▸ MATERIAL TO PROCESS

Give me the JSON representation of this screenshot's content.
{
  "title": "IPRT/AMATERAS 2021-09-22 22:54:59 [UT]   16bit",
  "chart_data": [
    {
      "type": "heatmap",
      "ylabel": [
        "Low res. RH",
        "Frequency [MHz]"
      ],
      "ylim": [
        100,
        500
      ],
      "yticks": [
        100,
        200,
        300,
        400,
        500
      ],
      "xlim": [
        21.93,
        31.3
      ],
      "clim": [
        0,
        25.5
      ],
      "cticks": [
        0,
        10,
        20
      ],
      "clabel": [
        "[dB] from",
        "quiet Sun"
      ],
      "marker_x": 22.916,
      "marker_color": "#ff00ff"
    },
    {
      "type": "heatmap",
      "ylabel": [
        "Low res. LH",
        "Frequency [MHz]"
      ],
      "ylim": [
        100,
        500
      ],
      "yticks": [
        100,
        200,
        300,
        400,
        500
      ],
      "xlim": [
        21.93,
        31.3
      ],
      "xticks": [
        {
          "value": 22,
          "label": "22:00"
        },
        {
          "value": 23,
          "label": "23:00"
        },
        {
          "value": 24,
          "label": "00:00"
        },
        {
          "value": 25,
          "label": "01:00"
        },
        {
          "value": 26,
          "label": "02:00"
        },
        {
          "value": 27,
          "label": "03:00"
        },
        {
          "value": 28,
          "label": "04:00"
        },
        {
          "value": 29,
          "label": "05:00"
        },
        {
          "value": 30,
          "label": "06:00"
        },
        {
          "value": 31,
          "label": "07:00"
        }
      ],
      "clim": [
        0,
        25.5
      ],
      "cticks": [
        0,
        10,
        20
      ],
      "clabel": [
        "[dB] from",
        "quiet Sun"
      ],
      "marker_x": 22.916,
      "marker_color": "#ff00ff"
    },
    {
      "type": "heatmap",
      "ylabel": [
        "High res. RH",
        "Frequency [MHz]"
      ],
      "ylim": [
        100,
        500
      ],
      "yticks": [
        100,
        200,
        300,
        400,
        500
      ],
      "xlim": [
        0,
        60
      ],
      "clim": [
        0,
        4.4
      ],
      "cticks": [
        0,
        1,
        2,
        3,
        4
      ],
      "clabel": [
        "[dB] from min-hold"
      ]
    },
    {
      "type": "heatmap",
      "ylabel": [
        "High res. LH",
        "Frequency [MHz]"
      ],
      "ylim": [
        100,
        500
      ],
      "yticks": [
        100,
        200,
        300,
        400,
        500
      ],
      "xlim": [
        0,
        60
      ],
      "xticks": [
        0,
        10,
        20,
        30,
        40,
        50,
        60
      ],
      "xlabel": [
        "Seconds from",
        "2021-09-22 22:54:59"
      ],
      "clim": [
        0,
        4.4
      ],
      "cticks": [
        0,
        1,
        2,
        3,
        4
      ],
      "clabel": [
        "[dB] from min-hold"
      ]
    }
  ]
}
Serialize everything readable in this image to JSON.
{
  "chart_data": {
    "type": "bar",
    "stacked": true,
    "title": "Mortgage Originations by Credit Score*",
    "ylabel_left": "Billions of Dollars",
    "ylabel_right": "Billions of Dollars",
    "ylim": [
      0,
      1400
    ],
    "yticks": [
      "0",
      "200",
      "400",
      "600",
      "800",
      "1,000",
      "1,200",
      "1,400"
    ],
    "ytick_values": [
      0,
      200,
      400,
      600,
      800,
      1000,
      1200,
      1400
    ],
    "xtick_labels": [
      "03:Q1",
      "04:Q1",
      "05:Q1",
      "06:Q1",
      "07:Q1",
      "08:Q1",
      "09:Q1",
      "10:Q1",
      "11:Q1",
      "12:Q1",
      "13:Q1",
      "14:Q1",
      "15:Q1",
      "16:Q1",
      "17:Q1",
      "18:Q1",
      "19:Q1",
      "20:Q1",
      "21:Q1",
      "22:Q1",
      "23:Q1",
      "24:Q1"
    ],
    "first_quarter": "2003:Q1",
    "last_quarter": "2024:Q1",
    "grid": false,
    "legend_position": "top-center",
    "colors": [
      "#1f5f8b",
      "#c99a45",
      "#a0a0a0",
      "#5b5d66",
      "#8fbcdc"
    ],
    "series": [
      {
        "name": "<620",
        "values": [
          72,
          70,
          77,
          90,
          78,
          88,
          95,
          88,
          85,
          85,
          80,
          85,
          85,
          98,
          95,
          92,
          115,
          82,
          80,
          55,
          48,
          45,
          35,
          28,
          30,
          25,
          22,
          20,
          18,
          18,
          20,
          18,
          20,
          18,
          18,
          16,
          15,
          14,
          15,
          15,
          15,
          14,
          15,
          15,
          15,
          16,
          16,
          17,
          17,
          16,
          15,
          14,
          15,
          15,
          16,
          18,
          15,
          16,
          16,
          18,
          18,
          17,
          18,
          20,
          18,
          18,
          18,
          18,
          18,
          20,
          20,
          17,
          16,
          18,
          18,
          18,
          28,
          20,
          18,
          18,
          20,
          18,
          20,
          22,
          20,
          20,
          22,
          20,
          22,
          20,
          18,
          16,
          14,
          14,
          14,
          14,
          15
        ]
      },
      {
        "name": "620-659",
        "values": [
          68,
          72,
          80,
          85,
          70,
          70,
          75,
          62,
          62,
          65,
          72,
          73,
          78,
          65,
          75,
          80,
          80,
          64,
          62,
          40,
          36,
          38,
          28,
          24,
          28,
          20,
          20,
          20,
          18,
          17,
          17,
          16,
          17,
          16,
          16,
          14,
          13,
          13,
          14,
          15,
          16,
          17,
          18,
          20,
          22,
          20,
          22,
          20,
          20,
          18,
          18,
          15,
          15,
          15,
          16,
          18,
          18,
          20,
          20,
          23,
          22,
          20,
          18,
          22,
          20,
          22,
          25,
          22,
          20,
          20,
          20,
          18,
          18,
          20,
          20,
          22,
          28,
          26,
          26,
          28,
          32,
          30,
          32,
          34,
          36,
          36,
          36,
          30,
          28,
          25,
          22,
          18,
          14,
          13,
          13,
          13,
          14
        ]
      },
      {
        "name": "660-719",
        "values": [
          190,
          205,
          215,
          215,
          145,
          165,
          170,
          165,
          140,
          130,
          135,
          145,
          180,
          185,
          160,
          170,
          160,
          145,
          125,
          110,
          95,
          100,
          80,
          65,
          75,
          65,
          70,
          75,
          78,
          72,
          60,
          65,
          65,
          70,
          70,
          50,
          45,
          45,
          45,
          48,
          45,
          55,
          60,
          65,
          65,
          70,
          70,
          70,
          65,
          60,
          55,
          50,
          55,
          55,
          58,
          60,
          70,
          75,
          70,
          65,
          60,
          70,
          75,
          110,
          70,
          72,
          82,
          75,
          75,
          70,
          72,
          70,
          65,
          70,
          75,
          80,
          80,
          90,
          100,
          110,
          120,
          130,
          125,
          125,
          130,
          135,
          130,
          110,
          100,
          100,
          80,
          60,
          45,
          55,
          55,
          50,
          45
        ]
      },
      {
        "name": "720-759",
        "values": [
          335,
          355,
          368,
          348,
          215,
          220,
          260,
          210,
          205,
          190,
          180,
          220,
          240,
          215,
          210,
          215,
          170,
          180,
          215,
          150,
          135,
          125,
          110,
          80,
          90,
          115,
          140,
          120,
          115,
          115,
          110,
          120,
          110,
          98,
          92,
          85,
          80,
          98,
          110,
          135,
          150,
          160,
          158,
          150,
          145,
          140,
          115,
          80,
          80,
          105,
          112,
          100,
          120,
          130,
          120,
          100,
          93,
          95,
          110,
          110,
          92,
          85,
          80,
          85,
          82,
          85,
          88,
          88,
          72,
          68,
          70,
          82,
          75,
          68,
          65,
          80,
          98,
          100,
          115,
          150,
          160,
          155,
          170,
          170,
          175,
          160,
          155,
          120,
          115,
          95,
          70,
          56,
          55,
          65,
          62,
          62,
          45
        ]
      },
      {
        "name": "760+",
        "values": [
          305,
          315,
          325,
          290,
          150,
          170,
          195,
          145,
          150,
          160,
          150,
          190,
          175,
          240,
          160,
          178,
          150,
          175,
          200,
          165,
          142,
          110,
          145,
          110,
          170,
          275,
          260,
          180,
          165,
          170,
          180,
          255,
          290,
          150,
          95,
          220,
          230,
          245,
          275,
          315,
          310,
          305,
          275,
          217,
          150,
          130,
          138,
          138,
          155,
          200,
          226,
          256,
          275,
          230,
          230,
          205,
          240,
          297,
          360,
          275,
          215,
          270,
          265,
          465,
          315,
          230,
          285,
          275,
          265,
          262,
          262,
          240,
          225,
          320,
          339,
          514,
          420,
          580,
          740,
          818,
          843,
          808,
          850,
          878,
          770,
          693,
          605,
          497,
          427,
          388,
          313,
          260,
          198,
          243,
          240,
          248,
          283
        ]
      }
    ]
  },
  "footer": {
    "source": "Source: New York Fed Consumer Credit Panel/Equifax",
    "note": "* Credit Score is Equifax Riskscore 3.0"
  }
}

▸ EXERCISE DESCRIPTION
Select every line of the records holding the string "Score".

▸ OUTPUT BELOW
    "title": "Mortgage Originations by Credit Score*",
    "note": "* Credit Score is Equifax Riskscore 3.0"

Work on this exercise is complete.